SHORT EXERCISE:
Make an exact copy of the lines, leaving the pictures out.

_____

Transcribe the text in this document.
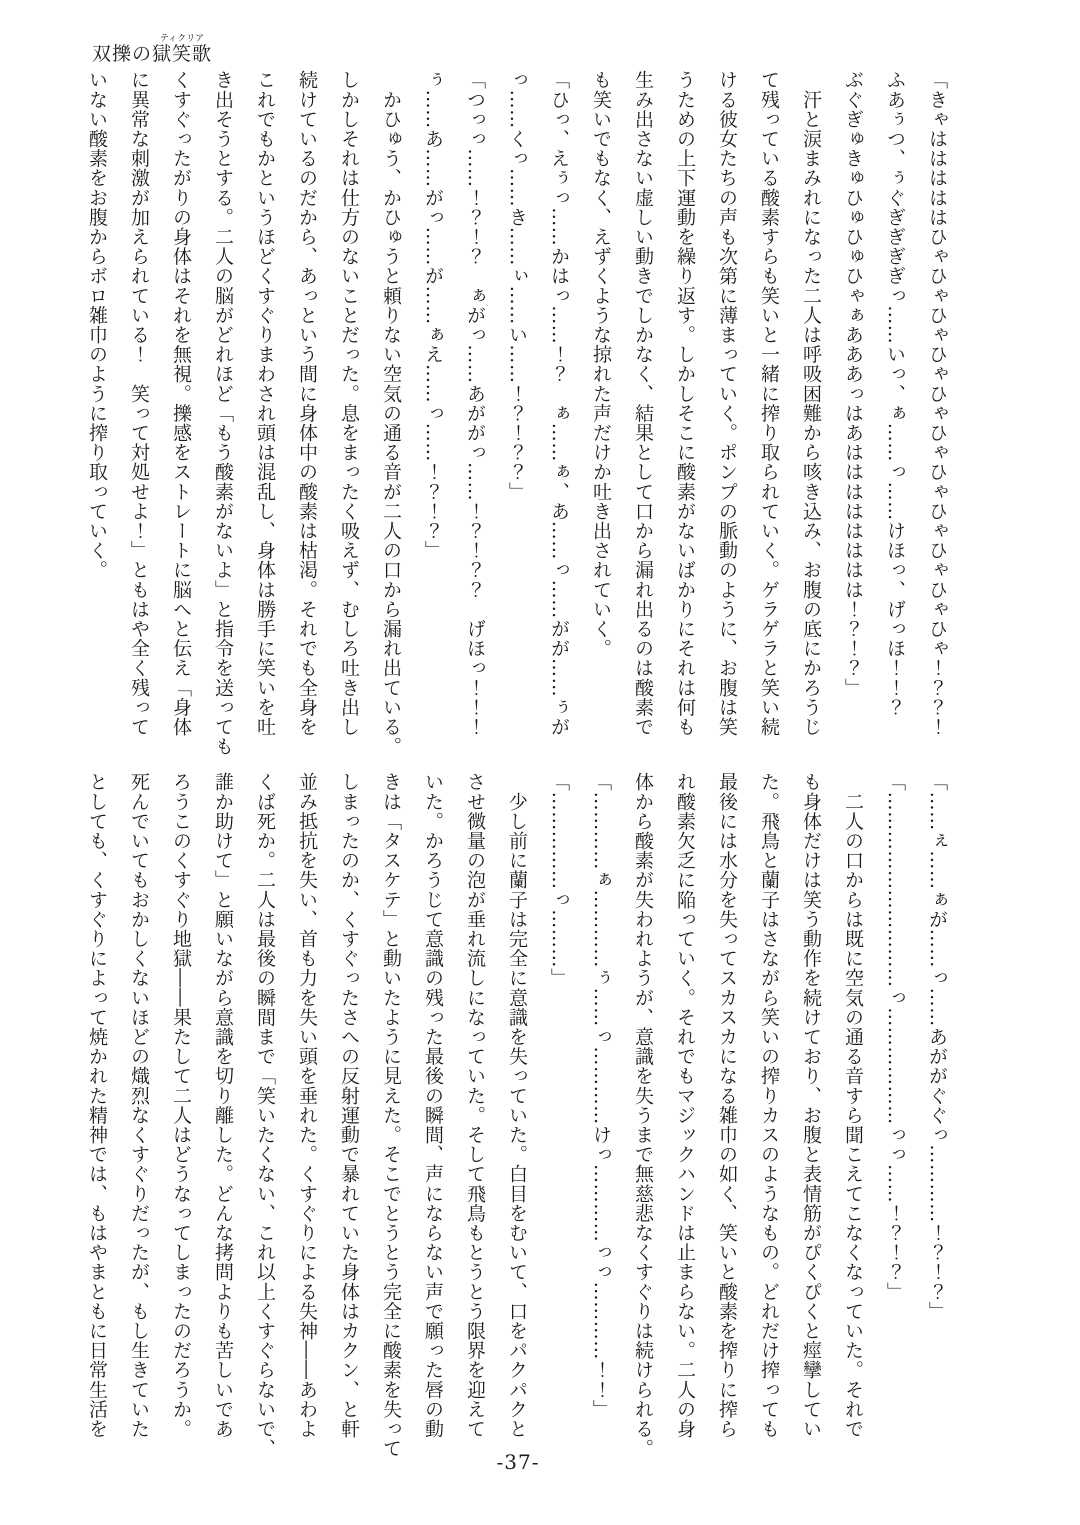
双擽の獄笑歌ティクリア

「きゃはははははひゃひゃひゃひゃひゃひゃひゃひゃひゃひゃひゃ！？？！

ふあぅつ、ぅぐぎぎぎぎっ……いっ、ぁ……っ……けほっ、げっほ！！？

ぶぐぎゅきゅひゅひゅひゃぁあああっはあはははははははは！？！？」

　汗と涙まみれになった二人は呼吸困難から咳き込み、お腹の底にかろうじ

て残っている酸素すらも笑いと一緒に搾り取られていく。ゲラゲラと笑い続

ける彼女たちの声も次第に薄まっていく。ポンプの脈動のように、お腹は笑

うための上下運動を繰り返す。しかしそこに酸素がないばかりにそれは何も

生み出さない虚しい動きでしかなく、結果として口から漏れ出るのは酸素で

も笑いでもなく、えずくような掠れた声だけか吐き出されていく。

「ひっ、えぅっ……かはっ……！？　ぁ……ぁ、あ……っ……がが……ぅが

っ……くっ……き……ぃ……い……！？！？？」

「つっっ……！？！？　ぁがっ……あががっ……！？！？？　げほっ！！！

ぅ……あ……がっ……が……ぁえ……っ……！？！？」

　かひゅう、かひゅうと頼りない空気の通る音が二人の口から漏れ出ている。

しかしそれは仕方のないことだった。息をまったく吸えず、むしろ吐き出し

続けているのだから、あっという間に身体中の酸素は枯渇。それでも全身を

これでもかというほどくすぐりまわされ頭は混乱し、身体は勝手に笑いを吐

き出そうとする。二人の脳がどれほど「もう酸素がないよ」と指令を送っても

くすぐったがりの身体はそれを無視。擽感をストレートに脳へと伝え「身体

に異常な刺激が加えられている！　笑って対処せよ！」ともはや全く残って

いない酸素をお腹からボロ雑巾のように搾り取っていく。

「……ぇ……ぁが……っ……あががぐぐっ…………！？！？」

「…………………………っ………………っっ……！？！？」

　二人の口からは既に空気の通る音すら聞こえてこなくなっていた。それで

も身体だけは笑う動作を続けており、お腹と表情筋がぴくぴくと痙攣してい

た。飛鳥と蘭子はさながら笑いの搾りカスのようなもの。どれだけ搾っても

最後には水分を失ってスカスカになる雑巾の如く、笑いと酸素を搾りに搾ら

れ酸素欠乏に陥っていく。それでもマジックハンドは止まらない。二人の身

体から酸素が失われようが、意識を失うまで無慈悲なくすぐりは続けられる。

「…………ぁ…………ぅ……っ…………けっ…………っっ…………！！」

「……………っ………」

　少し前に蘭子は完全に意識を失っていた。白目をむいて、口をパクパクと

させ微量の泡が垂れ流しになっていた。そして飛鳥もとうとう限界を迎えて

いた。かろうじて意識の残った最後の瞬間、声にならない声で願った唇の動

きは「タスケテ」と動いたように見えた。そこでとうとう完全に酸素を失って

しまったのか、くすぐったさへの反射運動で暴れていた身体はカクン、と軒

並み抵抗を失い、首も力を失い頭を垂れた。くすぐりによる失神――あわよ

くば死か。二人は最後の瞬間まで「笑いたくない、これ以上くすぐらないで、

誰か助けて」と願いながら意識を切り離した。どんな拷問よりも苦しいであ

ろうこのくすぐり地獄――果たして二人はどうなってしまったのだろうか。

死んでいてもおかしくないほどの熾烈なくすぐりだったが、もし生きていた

としても、くすぐりによって焼かれた精神では、もはやまともに日常生活を

-37-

_____

THE COMPLETED TASK:
Transcribe the text in this document.
双擽の獄笑歌ティクリア

「きゃはははははひゃひゃひゃひゃひゃひゃひゃひゃひゃひゃひゃ！？？！

ふあぅつ、ぅぐぎぎぎぎっ……いっ、ぁ……っ……けほっ、げっほ！！？

ぶぐぎゅきゅひゅひゅひゃぁあああっはあはははははははは！？！？」

　汗と涙まみれになった二人は呼吸困難から咳き込み、お腹の底にかろうじ

て残っている酸素すらも笑いと一緒に搾り取られていく。ゲラゲラと笑い続

ける彼女たちの声も次第に薄まっていく。ポンプの脈動のように、お腹は笑

うための上下運動を繰り返す。しかしそこに酸素がないばかりにそれは何も

生み出さない虚しい動きでしかなく、結果として口から漏れ出るのは酸素で

も笑いでもなく、えずくような掠れた声だけか吐き出されていく。

「ひっ、えぅっ……かはっ……！？　ぁ……ぁ、あ……っ……がが……ぅが

っ……くっ……き……ぃ……い……！？！？？」

「つっっ……！？！？　ぁがっ……あががっ……！？！？？　げほっ！！！

ぅ……あ……がっ……が……ぁえ……っ……！？！？」

　かひゅう、かひゅうと頼りない空気の通る音が二人の口から漏れ出ている。

しかしそれは仕方のないことだった。息をまったく吸えず、むしろ吐き出し

続けているのだから、あっという間に身体中の酸素は枯渇。それでも全身を

これでもかというほどくすぐりまわされ頭は混乱し、身体は勝手に笑いを吐

き出そうとする。二人の脳がどれほど「もう酸素がないよ」と指令を送っても

くすぐったがりの身体はそれを無視。擽感をストレートに脳へと伝え「身体

に異常な刺激が加えられている！　笑って対処せよ！」ともはや全く残って

いない酸素をお腹からボロ雑巾のように搾り取っていく。

「……ぇ……ぁが……っ……あががぐぐっ…………！？！？」

「…………………………っ………………っっ……！？！？」

　二人の口からは既に空気の通る音すら聞こえてこなくなっていた。それで

も身体だけは笑う動作を続けており、お腹と表情筋がぴくぴくと痙攣してい

た。飛鳥と蘭子はさながら笑いの搾りカスのようなもの。どれだけ搾っても

最後には水分を失ってスカスカになる雑巾の如く、笑いと酸素を搾りに搾ら

れ酸素欠乏に陥っていく。それでもマジックハンドは止まらない。二人の身

体から酸素が失われようが、意識を失うまで無慈悲なくすぐりは続けられる。

「…………ぁ…………ぅ……っ…………けっ…………っっ…………！！」

「……………っ………」

　少し前に蘭子は完全に意識を失っていた。白目をむいて、口をパクパクと

させ微量の泡が垂れ流しになっていた。そして飛鳥もとうとう限界を迎えて

いた。かろうじて意識の残った最後の瞬間、声にならない声で願った唇の動

きは「タスケテ」と動いたように見えた。そこでとうとう完全に酸素を失って

しまったのか、くすぐったさへの反射運動で暴れていた身体はカクン、と軒

並み抵抗を失い、首も力を失い頭を垂れた。くすぐりによる失神――あわよ

くば死か。二人は最後の瞬間まで「笑いたくない、これ以上くすぐらないで、

誰か助けて」と願いながら意識を切り離した。どんな拷問よりも苦しいであ

ろうこのくすぐり地獄――果たして二人はどうなってしまったのだろうか。

死んでいてもおかしくないほどの熾烈なくすぐりだったが、もし生きていた

としても、くすぐりによって焼かれた精神では、もはやまともに日常生活を

-37-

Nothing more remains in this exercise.